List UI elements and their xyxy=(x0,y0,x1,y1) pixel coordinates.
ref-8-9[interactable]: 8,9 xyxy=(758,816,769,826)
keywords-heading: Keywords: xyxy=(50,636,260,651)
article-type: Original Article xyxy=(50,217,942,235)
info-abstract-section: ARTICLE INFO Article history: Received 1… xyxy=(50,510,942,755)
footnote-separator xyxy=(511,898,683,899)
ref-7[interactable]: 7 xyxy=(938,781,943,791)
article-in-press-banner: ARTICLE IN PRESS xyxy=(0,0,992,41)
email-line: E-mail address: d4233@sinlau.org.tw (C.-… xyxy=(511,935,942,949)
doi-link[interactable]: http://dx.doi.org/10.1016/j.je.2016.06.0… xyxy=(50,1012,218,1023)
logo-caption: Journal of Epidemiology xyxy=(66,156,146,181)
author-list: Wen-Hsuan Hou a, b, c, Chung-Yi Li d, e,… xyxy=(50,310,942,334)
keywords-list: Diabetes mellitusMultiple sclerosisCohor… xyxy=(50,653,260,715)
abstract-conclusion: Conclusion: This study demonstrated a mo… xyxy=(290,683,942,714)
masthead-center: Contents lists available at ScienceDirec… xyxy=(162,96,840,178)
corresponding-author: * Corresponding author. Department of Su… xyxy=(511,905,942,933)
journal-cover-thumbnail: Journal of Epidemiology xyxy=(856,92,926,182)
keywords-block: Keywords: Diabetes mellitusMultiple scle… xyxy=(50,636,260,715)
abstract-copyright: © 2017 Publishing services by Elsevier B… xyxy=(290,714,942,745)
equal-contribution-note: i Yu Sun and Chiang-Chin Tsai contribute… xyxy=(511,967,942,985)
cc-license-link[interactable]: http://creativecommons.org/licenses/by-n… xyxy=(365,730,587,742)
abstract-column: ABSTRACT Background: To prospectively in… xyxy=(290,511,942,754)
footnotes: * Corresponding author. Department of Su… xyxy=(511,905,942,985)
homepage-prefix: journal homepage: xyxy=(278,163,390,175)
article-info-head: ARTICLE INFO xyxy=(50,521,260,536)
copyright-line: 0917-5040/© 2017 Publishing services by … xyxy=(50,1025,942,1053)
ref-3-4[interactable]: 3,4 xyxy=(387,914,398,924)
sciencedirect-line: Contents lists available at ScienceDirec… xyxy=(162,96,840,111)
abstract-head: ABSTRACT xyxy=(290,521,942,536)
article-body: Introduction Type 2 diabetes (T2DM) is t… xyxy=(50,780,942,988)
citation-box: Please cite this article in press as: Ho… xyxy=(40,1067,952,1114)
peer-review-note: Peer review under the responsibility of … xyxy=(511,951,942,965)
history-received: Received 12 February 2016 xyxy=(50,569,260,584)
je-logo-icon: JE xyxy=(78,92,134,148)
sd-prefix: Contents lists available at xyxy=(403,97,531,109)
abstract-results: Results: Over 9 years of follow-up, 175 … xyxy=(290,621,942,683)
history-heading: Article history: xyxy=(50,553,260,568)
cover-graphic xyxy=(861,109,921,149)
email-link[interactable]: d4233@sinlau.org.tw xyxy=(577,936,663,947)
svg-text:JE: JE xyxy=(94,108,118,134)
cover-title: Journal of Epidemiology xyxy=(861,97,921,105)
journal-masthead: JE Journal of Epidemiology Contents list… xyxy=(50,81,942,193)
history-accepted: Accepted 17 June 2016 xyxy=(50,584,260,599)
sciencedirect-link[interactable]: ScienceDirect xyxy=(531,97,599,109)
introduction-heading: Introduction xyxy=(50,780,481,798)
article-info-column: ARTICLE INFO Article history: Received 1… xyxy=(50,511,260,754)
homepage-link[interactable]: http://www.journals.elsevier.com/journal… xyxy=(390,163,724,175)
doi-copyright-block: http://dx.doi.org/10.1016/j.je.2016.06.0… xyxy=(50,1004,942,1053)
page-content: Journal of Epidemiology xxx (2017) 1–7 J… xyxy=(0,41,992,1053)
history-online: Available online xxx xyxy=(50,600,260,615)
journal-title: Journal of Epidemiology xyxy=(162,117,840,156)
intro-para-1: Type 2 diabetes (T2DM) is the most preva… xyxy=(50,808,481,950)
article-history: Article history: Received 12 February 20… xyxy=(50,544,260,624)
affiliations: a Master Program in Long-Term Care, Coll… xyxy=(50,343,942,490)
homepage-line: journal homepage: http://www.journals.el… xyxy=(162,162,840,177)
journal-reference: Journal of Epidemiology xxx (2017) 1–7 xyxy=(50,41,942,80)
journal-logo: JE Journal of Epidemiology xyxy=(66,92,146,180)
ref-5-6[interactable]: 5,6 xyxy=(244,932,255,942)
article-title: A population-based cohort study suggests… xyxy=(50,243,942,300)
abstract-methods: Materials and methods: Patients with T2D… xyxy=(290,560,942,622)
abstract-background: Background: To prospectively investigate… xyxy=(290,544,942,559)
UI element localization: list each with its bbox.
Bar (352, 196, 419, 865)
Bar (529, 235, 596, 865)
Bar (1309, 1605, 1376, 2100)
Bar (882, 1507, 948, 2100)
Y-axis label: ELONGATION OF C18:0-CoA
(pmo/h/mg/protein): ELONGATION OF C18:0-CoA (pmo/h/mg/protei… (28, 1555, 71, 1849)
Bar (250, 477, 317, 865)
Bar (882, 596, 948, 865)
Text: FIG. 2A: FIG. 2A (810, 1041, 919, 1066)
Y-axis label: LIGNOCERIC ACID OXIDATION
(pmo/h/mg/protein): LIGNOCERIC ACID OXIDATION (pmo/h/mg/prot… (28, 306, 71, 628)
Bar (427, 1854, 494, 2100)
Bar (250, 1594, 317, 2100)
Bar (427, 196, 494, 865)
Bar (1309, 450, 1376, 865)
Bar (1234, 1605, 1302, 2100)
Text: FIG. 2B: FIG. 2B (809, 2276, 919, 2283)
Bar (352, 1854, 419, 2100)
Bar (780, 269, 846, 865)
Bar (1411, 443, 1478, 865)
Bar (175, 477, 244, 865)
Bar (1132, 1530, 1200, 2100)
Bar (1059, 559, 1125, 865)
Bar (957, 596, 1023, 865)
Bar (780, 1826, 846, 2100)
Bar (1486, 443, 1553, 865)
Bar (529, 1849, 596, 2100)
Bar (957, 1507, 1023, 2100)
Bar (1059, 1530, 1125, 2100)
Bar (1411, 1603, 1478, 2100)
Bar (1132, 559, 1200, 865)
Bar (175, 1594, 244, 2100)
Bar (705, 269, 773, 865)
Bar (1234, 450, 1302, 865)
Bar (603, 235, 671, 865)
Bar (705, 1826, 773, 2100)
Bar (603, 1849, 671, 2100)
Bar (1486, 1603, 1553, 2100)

Prompt =
Which lines in the records above contain the word "Corresponding"? Return each of them.

Answer to this exercise =
corresponding-author: * Corresponding author. Department of Su… xyxy=(511,905,942,933)
footnotes: * Corresponding author. Department of Su… xyxy=(511,905,942,985)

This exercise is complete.